[What is required] Write out every entry exactly as it appears.

[Given records]
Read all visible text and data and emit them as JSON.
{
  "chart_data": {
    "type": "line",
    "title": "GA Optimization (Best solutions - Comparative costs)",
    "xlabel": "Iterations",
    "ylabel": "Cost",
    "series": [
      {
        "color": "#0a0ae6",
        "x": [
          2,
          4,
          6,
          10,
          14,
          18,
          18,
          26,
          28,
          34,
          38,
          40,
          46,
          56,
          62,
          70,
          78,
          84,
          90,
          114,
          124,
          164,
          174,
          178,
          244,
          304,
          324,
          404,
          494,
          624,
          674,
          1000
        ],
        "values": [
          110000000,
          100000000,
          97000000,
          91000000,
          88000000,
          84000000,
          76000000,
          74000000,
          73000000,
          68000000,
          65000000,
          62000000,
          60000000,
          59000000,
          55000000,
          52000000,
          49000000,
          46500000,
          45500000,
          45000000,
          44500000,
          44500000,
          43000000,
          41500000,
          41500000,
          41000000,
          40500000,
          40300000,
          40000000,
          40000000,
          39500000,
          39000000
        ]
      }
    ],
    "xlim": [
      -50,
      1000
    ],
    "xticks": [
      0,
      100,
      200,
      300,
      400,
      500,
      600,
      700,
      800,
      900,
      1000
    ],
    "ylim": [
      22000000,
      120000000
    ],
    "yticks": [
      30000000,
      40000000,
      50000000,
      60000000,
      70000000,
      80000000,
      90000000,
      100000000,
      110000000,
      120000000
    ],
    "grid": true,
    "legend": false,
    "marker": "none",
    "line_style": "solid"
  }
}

[Output for this task]
Read all visible text and data and emit them as JSON.
{
  "chart_data": {
    "type": "line",
    "title": "GA Optimization (Best solutions - Comparative costs)",
    "xlabel": "Iterations",
    "ylabel": "Cost",
    "series": [
      {
        "color": "#0a0ae6",
        "x": [
          2,
          4,
          6,
          10,
          14,
          18,
          18,
          26,
          28,
          34,
          38,
          40,
          46,
          56,
          62,
          70,
          78,
          84,
          90,
          114,
          124,
          164,
          174,
          178,
          244,
          304,
          324,
          404,
          494,
          624,
          674,
          1000
        ],
        "values": [
          110000000,
          100000000,
          97000000,
          91000000,
          88000000,
          84000000,
          76000000,
          74000000,
          73000000,
          68000000,
          65000000,
          62000000,
          60000000,
          59000000,
          55000000,
          52000000,
          49000000,
          46500000,
          45500000,
          45000000,
          44500000,
          44500000,
          43000000,
          41500000,
          41500000,
          41000000,
          40500000,
          40300000,
          40000000,
          40000000,
          39500000,
          39000000
        ]
      }
    ],
    "xlim": [
      -50,
      1000
    ],
    "xticks": [
      0,
      100,
      200,
      300,
      400,
      500,
      600,
      700,
      800,
      900,
      1000
    ],
    "ylim": [
      22000000,
      120000000
    ],
    "yticks": [
      30000000,
      40000000,
      50000000,
      60000000,
      70000000,
      80000000,
      90000000,
      100000000,
      110000000,
      120000000
    ],
    "grid": true,
    "legend": false,
    "marker": "none",
    "line_style": "solid"
  }
}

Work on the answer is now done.